-- Opening Marker --

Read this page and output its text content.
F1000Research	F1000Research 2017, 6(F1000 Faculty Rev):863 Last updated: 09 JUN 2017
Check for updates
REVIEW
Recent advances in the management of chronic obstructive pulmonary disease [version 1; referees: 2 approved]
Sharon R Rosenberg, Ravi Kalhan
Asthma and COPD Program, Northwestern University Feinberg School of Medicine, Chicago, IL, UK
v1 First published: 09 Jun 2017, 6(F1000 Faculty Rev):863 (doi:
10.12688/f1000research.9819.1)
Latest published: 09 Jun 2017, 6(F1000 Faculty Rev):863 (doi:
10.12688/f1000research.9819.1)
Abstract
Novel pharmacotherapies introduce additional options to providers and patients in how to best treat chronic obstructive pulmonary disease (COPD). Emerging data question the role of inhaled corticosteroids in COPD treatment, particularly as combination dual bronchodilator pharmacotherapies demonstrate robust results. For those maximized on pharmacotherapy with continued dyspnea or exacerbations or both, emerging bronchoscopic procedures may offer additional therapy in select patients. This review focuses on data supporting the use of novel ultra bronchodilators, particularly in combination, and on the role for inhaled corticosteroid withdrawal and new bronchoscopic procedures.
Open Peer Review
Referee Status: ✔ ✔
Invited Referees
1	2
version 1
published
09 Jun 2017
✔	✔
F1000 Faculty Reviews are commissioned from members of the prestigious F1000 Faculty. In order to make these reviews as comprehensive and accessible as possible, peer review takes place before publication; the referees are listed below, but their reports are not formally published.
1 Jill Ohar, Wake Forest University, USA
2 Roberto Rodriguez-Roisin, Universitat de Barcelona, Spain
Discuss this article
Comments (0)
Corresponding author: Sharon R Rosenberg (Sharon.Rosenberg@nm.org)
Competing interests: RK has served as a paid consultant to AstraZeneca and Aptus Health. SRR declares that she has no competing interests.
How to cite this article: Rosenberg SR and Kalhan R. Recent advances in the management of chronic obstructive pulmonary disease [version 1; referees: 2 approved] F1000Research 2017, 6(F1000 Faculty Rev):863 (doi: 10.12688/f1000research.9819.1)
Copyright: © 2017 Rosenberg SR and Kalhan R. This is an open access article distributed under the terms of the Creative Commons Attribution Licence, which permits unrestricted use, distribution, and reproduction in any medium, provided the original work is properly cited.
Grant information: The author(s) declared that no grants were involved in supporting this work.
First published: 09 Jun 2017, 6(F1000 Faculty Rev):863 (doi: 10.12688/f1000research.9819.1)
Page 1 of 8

-- Closing Marker --

● Work to be completed
What lines in the entries above hold "COPD"? Copy every one.

● Output for this task
Asthma and COPD Program, Northwestern University Feinberg School of Medicine, Chicago, IL, UK
Novel pharmacotherapies introduce additional options to providers and patients in how to best treat chronic obstructive pulmonary disease (COPD). Emerging data question the role of inhaled corticosteroids in COPD treatment, particularly as combination dual bronchodilator pharmacotherapies demonstrate robust results. For those maximized on pharmacotherapy with continued dyspnea or exacerbations or both, emerging bronchoscopic procedures may offer additional therapy in select patients. This review focuses on data supporting the use of novel ultra bronchodilators, particularly in combination, and on the role for inhaled corticosteroid withdrawal and new bronchoscopic procedures.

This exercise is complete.